Copy each line below that includes "screenshot".
=== Excerpted data ===
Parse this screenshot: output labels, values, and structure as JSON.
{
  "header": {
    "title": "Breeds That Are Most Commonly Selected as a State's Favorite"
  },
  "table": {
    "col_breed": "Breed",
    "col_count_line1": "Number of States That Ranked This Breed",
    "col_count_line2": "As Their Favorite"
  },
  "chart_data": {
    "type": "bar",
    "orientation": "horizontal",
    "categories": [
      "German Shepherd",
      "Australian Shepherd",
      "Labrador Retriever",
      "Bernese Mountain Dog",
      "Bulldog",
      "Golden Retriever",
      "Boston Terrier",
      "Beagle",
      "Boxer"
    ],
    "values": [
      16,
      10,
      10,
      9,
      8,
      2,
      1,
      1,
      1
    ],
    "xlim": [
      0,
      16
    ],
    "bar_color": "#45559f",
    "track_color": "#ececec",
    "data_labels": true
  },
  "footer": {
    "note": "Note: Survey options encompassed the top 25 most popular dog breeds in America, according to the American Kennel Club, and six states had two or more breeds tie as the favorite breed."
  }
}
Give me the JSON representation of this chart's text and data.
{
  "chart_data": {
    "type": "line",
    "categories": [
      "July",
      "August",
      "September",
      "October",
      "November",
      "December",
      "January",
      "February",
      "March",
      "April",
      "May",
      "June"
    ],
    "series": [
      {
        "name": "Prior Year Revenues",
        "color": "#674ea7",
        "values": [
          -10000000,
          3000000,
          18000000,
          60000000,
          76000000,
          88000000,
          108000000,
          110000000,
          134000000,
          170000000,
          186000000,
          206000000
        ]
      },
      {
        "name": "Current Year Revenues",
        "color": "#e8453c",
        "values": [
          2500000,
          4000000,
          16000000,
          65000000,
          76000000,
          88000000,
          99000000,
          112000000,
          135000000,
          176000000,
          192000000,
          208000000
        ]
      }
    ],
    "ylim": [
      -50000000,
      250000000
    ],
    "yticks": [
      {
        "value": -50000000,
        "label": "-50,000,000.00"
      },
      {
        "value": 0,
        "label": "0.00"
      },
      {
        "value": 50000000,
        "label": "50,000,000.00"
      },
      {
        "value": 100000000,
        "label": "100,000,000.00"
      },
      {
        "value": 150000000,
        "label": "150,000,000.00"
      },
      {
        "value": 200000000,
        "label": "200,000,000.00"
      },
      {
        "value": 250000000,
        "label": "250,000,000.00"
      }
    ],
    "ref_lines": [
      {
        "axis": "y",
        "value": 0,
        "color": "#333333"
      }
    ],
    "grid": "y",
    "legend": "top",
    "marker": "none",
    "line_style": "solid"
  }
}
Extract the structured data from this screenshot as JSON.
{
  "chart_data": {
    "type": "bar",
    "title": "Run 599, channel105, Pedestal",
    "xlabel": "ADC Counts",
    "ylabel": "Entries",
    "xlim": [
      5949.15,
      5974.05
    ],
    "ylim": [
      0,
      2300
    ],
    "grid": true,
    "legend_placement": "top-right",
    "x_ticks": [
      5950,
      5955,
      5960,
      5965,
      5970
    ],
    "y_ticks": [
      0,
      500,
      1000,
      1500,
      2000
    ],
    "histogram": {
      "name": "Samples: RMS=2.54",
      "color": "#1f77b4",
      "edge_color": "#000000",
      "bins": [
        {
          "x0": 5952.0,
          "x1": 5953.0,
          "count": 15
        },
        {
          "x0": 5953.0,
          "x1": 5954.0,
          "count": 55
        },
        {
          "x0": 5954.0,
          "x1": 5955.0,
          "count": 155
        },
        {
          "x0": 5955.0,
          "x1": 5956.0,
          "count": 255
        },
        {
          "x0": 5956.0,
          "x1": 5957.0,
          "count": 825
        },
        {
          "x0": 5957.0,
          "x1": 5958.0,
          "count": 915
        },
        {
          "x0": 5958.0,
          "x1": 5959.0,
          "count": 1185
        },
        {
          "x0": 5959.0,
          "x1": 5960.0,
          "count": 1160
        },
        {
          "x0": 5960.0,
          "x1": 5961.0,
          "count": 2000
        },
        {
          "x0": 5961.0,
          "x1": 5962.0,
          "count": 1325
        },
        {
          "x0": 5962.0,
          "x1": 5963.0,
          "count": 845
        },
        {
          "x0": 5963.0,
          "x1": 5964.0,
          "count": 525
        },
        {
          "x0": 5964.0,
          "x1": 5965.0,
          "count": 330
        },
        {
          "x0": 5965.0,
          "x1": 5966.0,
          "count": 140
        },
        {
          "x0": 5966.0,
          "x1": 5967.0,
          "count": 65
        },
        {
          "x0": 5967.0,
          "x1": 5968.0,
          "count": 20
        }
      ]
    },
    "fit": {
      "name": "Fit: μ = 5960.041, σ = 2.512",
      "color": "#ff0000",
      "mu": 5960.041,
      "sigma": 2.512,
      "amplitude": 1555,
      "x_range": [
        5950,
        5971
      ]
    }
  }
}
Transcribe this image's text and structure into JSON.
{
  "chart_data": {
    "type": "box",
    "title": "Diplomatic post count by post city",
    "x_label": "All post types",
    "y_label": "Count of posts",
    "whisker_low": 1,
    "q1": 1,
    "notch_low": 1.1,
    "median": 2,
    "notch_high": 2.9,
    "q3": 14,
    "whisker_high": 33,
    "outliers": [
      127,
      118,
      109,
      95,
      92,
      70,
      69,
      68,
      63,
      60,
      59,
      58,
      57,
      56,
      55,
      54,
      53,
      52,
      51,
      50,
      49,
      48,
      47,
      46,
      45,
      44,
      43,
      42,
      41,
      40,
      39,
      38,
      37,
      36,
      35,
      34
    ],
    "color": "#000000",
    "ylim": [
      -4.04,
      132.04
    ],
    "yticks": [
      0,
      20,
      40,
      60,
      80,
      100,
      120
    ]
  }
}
===
> [Solution]
Parse this screenshot: output labels, values, and structure as JSON.
Extract the structured data from this screenshot as JSON.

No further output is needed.